#### EXCERPT PROVIDED
---+---
SiteRank is a concept that every SEO should be aware, as it is likely to be a factor in modern search engine rankings. The basic concept is that a high PageRank'd page from a site full of well respected pages will do better than a high PageRank'd page from a site with few well respected pages. Respect in this case equals lots links from lots of different sites with richness of anchor text.

The lesson is that you will do better creating a quality popular site full of lots of content, than trying to game the search engines by SEO'ing your homepage to the max. You can SEO all you want, but when the engines sense a strong case of "link love" those sites will wind up in more SERPs.

What is SiteRank?
If PageRank measures the importance of an individual page, SiteRank measures the quality of a site. Major factors that can measure the quality of a site may include:

  1. strength of content (size of the related content pages),
  2. quality of links (links from diversified sites with variant anchor text to many different pages),
  3. freshness of the content (regular update of content),
  4. uniqueness of content (less percentage of duplicate content),
  5. age of the site,
  6. outgoing links (less percentage of deadlinks and more relevant links), and
  7. Pagerank.
---+---
#### WHAT YOU NEED TO DO
[A] According to the excerpt on SiteRank, what does SiteRank measure?
[B] Please repeat the part of the excerpt on SiteRank that begins at the words "The lesson is" and stops after "What is SiteRank?".
The entries have no connection to the excerpt on SiteRank.
---+---
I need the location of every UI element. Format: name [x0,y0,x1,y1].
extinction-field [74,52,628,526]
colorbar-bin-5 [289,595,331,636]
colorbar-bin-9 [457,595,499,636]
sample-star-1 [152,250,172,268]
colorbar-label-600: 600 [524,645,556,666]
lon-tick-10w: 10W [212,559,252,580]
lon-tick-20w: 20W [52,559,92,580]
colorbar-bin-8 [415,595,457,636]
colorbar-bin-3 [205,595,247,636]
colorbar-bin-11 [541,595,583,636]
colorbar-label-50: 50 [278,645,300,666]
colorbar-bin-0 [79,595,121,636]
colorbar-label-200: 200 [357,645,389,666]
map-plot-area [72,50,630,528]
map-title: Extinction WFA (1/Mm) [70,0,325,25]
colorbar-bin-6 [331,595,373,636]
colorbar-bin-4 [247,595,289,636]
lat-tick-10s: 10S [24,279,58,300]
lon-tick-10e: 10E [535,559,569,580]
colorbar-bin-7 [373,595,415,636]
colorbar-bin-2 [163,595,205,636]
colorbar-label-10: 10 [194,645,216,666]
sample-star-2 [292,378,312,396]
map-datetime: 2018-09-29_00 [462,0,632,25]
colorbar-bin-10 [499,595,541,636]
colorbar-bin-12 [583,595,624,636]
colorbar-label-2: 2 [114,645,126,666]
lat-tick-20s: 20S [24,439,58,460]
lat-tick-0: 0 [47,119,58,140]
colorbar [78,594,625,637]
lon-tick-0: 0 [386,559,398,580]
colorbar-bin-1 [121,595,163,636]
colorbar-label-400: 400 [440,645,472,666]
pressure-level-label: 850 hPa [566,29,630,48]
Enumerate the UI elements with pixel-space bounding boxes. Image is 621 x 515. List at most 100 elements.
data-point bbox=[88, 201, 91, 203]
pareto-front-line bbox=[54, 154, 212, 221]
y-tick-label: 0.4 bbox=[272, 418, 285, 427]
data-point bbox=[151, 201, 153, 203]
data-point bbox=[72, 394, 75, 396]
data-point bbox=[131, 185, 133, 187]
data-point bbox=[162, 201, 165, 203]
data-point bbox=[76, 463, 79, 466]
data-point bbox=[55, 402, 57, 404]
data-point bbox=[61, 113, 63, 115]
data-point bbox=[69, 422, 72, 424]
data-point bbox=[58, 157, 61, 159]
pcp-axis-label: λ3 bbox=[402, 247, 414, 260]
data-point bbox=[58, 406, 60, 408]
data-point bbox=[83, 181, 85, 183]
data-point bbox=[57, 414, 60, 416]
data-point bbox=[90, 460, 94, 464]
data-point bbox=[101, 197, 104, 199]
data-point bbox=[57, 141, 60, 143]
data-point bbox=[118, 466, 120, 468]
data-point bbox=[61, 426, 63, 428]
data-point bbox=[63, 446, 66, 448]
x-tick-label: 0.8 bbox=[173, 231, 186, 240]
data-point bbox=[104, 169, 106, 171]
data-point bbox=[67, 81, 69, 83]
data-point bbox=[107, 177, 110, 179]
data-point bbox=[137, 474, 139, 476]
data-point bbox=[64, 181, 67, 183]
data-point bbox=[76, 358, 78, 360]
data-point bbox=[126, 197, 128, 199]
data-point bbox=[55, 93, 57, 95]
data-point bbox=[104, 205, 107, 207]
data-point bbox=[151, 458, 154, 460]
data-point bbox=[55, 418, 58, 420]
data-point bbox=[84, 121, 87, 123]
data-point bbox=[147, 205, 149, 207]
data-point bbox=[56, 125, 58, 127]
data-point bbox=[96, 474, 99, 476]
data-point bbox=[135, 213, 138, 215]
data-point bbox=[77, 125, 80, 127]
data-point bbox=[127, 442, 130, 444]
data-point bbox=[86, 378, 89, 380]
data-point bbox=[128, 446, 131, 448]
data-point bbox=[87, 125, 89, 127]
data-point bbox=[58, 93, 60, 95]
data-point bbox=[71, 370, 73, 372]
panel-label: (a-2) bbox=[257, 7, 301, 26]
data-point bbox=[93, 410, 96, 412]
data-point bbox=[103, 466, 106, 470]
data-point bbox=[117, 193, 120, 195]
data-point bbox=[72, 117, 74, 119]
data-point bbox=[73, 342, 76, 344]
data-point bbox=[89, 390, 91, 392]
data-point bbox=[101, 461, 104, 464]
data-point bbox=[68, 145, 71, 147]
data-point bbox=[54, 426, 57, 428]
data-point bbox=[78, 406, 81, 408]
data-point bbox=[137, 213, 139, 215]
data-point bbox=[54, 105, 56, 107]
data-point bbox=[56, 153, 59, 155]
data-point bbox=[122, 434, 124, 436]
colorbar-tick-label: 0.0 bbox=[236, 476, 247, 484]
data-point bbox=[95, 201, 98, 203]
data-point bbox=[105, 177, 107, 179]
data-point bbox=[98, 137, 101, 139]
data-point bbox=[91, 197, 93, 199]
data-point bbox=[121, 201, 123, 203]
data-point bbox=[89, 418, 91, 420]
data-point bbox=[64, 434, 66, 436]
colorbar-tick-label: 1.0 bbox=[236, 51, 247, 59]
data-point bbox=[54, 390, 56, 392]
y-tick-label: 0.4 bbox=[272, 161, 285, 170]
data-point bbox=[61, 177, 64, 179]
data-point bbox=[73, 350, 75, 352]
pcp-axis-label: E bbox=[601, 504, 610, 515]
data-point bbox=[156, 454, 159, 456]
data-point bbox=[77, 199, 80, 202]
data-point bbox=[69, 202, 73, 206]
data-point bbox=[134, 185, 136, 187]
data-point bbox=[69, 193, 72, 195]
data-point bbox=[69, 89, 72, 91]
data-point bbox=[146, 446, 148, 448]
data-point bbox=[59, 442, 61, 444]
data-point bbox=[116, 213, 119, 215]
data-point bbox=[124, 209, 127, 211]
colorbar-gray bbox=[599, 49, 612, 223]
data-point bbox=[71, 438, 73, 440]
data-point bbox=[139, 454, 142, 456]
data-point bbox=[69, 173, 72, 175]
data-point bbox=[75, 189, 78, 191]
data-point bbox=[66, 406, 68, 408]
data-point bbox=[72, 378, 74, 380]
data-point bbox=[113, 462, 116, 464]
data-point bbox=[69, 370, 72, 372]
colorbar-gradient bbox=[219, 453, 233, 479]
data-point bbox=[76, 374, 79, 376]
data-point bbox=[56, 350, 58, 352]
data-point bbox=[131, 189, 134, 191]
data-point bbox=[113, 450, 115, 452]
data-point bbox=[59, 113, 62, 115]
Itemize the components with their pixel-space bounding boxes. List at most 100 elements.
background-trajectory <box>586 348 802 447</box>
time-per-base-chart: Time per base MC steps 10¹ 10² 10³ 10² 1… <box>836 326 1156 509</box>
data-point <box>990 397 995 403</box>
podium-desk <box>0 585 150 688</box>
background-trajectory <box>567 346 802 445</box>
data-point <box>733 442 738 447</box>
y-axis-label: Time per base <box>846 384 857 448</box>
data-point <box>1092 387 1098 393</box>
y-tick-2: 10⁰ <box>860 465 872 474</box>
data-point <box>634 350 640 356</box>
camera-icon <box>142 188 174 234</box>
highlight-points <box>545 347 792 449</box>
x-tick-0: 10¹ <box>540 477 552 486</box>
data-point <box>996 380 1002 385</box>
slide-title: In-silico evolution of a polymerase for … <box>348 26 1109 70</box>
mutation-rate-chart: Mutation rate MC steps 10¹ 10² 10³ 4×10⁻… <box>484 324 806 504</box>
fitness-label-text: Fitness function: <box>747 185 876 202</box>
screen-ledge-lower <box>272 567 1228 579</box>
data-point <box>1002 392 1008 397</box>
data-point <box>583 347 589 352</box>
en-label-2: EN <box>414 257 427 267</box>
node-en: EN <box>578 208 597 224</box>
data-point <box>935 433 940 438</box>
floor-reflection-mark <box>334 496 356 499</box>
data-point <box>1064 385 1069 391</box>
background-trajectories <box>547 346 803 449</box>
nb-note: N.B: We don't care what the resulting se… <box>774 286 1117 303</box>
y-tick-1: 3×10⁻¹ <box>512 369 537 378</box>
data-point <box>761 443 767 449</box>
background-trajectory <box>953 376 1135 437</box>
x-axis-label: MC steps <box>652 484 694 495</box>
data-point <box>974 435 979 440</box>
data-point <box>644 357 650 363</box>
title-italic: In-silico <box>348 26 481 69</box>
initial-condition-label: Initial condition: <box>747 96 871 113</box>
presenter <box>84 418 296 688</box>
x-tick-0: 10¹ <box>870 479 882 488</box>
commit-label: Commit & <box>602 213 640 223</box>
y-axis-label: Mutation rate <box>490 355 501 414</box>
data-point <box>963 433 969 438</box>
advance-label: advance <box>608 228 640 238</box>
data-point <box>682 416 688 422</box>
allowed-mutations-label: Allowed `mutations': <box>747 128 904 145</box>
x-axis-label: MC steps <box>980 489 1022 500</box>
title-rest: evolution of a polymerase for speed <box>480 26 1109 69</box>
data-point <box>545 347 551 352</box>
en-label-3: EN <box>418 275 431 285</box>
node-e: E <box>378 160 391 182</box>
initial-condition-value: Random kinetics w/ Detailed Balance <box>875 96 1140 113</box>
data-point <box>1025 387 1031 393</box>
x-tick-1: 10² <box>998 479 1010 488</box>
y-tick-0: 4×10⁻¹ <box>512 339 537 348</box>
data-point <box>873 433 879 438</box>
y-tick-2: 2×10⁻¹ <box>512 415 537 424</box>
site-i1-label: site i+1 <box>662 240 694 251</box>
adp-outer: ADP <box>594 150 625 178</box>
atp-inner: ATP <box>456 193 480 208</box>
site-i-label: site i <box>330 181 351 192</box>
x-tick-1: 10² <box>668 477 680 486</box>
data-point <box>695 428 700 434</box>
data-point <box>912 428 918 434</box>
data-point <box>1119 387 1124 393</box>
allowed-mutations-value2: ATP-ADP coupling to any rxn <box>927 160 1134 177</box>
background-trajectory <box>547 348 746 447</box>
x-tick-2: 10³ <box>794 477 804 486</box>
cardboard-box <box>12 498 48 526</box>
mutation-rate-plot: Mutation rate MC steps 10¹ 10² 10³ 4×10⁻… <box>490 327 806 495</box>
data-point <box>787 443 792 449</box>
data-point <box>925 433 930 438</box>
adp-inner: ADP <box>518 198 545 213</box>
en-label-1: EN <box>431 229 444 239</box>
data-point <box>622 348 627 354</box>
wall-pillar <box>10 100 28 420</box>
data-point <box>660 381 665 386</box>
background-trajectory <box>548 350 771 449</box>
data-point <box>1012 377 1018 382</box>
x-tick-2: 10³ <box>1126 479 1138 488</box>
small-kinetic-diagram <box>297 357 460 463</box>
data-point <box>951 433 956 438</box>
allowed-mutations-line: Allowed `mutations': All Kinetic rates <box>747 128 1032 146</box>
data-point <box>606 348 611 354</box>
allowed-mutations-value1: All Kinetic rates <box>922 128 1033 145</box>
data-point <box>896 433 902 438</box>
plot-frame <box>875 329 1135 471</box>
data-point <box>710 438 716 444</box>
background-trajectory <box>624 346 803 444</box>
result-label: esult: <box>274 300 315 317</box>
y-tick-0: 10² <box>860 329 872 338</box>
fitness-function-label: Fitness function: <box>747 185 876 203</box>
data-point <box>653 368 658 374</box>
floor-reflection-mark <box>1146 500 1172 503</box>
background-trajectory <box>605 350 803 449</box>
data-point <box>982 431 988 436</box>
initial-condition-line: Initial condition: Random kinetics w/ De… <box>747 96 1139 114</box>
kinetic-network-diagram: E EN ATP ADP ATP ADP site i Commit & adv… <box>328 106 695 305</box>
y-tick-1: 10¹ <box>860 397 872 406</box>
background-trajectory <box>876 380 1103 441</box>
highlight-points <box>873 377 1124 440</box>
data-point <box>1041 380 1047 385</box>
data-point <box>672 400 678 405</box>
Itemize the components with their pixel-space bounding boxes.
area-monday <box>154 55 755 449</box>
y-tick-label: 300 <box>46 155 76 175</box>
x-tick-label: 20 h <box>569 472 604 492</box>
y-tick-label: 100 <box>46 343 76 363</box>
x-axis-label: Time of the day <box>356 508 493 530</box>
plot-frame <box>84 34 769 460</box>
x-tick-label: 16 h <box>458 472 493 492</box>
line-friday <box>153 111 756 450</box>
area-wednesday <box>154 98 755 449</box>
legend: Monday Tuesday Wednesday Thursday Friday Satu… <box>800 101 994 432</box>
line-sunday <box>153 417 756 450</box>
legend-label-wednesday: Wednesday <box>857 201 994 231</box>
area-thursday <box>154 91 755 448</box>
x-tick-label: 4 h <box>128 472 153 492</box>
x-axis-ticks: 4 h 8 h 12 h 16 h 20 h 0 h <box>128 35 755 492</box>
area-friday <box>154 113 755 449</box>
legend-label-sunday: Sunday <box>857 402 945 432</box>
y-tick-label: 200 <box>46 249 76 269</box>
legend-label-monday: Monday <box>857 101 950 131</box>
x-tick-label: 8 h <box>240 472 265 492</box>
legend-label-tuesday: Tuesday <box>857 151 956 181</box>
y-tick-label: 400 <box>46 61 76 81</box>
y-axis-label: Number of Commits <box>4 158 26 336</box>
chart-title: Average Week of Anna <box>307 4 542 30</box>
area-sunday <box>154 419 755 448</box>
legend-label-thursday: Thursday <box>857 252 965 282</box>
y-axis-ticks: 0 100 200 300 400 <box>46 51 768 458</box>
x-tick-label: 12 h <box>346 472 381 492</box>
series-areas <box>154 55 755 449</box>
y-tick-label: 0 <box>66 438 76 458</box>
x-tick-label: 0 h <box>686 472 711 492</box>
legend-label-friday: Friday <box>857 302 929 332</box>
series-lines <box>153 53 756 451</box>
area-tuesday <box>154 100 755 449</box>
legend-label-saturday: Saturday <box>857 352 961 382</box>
---+---
#### SOLUTIONS TO THE EXERCISE
[A] SiteRank measures the quality of a site.

[B]
The lesson is that you will do better creating a quality popular site full of lots of content, than trying to game the search engines by SEO'ing your homepage to the max. You can SEO all you want, but when the engines sense a strong case of "link love" those sites will wind up in more SERPs.

What is SiteRank?